# Start of DATA PROVIDED
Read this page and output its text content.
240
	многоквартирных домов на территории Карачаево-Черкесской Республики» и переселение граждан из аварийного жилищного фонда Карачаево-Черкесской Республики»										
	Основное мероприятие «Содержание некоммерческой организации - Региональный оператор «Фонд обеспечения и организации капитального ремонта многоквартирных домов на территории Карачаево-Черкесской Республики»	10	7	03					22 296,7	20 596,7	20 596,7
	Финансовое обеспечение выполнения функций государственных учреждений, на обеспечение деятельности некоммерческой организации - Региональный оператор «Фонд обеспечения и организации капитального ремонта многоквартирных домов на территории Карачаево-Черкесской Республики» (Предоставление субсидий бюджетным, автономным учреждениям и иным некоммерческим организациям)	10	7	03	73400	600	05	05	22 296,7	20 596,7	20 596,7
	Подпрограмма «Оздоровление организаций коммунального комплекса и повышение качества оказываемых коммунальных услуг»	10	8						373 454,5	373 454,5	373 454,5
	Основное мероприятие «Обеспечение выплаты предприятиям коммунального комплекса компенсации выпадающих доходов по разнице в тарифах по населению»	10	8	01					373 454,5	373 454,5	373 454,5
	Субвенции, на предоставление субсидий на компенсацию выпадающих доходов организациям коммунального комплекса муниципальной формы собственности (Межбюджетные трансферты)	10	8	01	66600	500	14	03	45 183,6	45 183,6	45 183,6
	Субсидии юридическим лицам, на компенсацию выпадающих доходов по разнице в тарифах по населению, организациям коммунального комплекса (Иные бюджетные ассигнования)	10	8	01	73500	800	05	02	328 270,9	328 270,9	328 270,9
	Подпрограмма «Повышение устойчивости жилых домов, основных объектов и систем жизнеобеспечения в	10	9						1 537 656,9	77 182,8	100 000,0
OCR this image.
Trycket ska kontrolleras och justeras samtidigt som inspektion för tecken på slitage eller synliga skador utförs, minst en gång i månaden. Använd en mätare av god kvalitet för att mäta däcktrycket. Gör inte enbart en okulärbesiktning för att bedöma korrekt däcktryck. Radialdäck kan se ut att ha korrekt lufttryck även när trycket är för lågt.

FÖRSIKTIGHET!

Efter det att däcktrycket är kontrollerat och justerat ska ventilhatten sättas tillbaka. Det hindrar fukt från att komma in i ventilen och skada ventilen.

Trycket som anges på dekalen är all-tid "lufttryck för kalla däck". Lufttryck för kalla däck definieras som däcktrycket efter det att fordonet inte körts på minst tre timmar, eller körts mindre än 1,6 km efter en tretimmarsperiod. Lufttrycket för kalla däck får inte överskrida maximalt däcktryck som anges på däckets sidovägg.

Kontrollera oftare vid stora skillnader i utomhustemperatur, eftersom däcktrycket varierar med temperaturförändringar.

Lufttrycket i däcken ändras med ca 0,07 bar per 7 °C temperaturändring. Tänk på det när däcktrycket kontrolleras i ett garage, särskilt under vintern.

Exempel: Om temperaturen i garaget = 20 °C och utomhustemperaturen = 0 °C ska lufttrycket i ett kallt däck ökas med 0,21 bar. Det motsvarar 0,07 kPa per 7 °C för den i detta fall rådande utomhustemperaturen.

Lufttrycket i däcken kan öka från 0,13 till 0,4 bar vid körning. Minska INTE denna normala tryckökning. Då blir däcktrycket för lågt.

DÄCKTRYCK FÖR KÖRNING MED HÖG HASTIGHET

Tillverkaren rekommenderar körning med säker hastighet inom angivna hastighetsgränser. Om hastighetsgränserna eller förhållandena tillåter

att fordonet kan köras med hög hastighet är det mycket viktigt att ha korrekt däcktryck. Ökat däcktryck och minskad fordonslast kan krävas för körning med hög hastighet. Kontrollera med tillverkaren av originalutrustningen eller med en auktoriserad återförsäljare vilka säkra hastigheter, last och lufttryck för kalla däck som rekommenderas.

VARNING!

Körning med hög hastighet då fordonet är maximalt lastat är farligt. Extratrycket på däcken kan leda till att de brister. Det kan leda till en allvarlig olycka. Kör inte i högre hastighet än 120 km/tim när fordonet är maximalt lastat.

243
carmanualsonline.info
# End of DATA PROVIDED
= EXERCISE DETAILS =
Transcribe the material exactly as it reads.

= ANSWER TO THE PROBLEM =
Read this page and output its text content.
240
	многоквартирных домов на территории Карачаево-Черкесской Республики» и переселение граждан из аварийного жилищного фонда Карачаево-Черкесской Республики»										
	Основное мероприятие «Содержание некоммерческой организации - Региональный оператор «Фонд обеспечения и организации капитального ремонта многоквартирных домов на территории Карачаево-Черкесской Республики»	10	7	03					22 296,7	20 596,7	20 596,7
	Финансовое обеспечение выполнения функций государственных учреждений, на обеспечение деятельности некоммерческой организации - Региональный оператор «Фонд обеспечения и организации капитального ремонта многоквартирных домов на территории Карачаево-Черкесской Республики» (Предоставление субсидий бюджетным, автономным учреждениям и иным некоммерческим организациям)	10	7	03	73400	600	05	05	22 296,7	20 596,7	20 596,7
	Подпрограмма «Оздоровление организаций коммунального комплекса и повышение качества оказываемых коммунальных услуг»	10	8						373 454,5	373 454,5	373 454,5
	Основное мероприятие «Обеспечение выплаты предприятиям коммунального комплекса компенсации выпадающих доходов по разнице в тарифах по населению»	10	8	01					373 454,5	373 454,5	373 454,5
	Субвенции, на предоставление субсидий на компенсацию выпадающих доходов организациям коммунального комплекса муниципальной формы собственности (Межбюджетные трансферты)	10	8	01	66600	500	14	03	45 183,6	45 183,6	45 183,6
	Субсидии юридическим лицам, на компенсацию выпадающих доходов по разнице в тарифах по населению, организациям коммунального комплекса (Иные бюджетные ассигнования)	10	8	01	73500	800	05	02	328 270,9	328 270,9	328 270,9
	Подпрограмма «Повышение устойчивости жилых домов, основных объектов и систем жизнеобеспечения в	10	9						1 537 656,9	77 182,8	100 000,0
OCR this image.
Trycket ska kontrolleras och justeras samtidigt som inspektion för tecken på slitage eller synliga skador utförs, minst en gång i månaden. Använd en mätare av god kvalitet för att mäta däcktrycket. Gör inte enbart en okulärbesiktning för att bedöma korrekt däcktryck. Radialdäck kan se ut att ha korrekt lufttryck även när trycket är för lågt.

FÖRSIKTIGHET!

Efter det att däcktrycket är kontrollerat och justerat ska ventilhatten sättas tillbaka. Det hindrar fukt från att komma in i ventilen och skada ventilen.

Trycket som anges på dekalen är all-tid "lufttryck för kalla däck". Lufttryck för kalla däck definieras som däcktrycket efter det att fordonet inte körts på minst tre timmar, eller körts mindre än 1,6 km efter en tretimmarsperiod. Lufttrycket för kalla däck får inte överskrida maximalt däcktryck som anges på däckets sidovägg.

Kontrollera oftare vid stora skillnader i utomhustemperatur, eftersom däcktrycket varierar med temperaturförändringar.

Lufttrycket i däcken ändras med ca 0,07 bar per 7 °C temperaturändring. Tänk på det när däcktrycket kontrolleras i ett garage, särskilt under vintern.

Exempel: Om temperaturen i garaget = 20 °C och utomhustemperaturen = 0 °C ska lufttrycket i ett kallt däck ökas med 0,21 bar. Det motsvarar 0,07 kPa per 7 °C för den i detta fall rådande utomhustemperaturen.

Lufttrycket i däcken kan öka från 0,13 till 0,4 bar vid körning. Minska INTE denna normala tryckökning. Då blir däcktrycket för lågt.

DÄCKTRYCK FÖR KÖRNING MED HÖG HASTIGHET

Tillverkaren rekommenderar körning med säker hastighet inom angivna hastighetsgränser. Om hastighetsgränserna eller förhållandena tillåter

att fordonet kan köras med hög hastighet är det mycket viktigt att ha korrekt däcktryck. Ökat däcktryck och minskad fordonslast kan krävas för körning med hög hastighet. Kontrollera med tillverkaren av originalutrustningen eller med en auktoriserad återförsäljare vilka säkra hastigheter, last och lufttryck för kalla däck som rekommenderas.

VARNING!

Körning med hög hastighet då fordonet är maximalt lastat är farligt. Extratrycket på däcken kan leda till att de brister. Det kan leda till en allvarlig olycka. Kör inte i högre hastighet än 120 km/tim när fordonet är maximalt lastat.

243
carmanualsonline.info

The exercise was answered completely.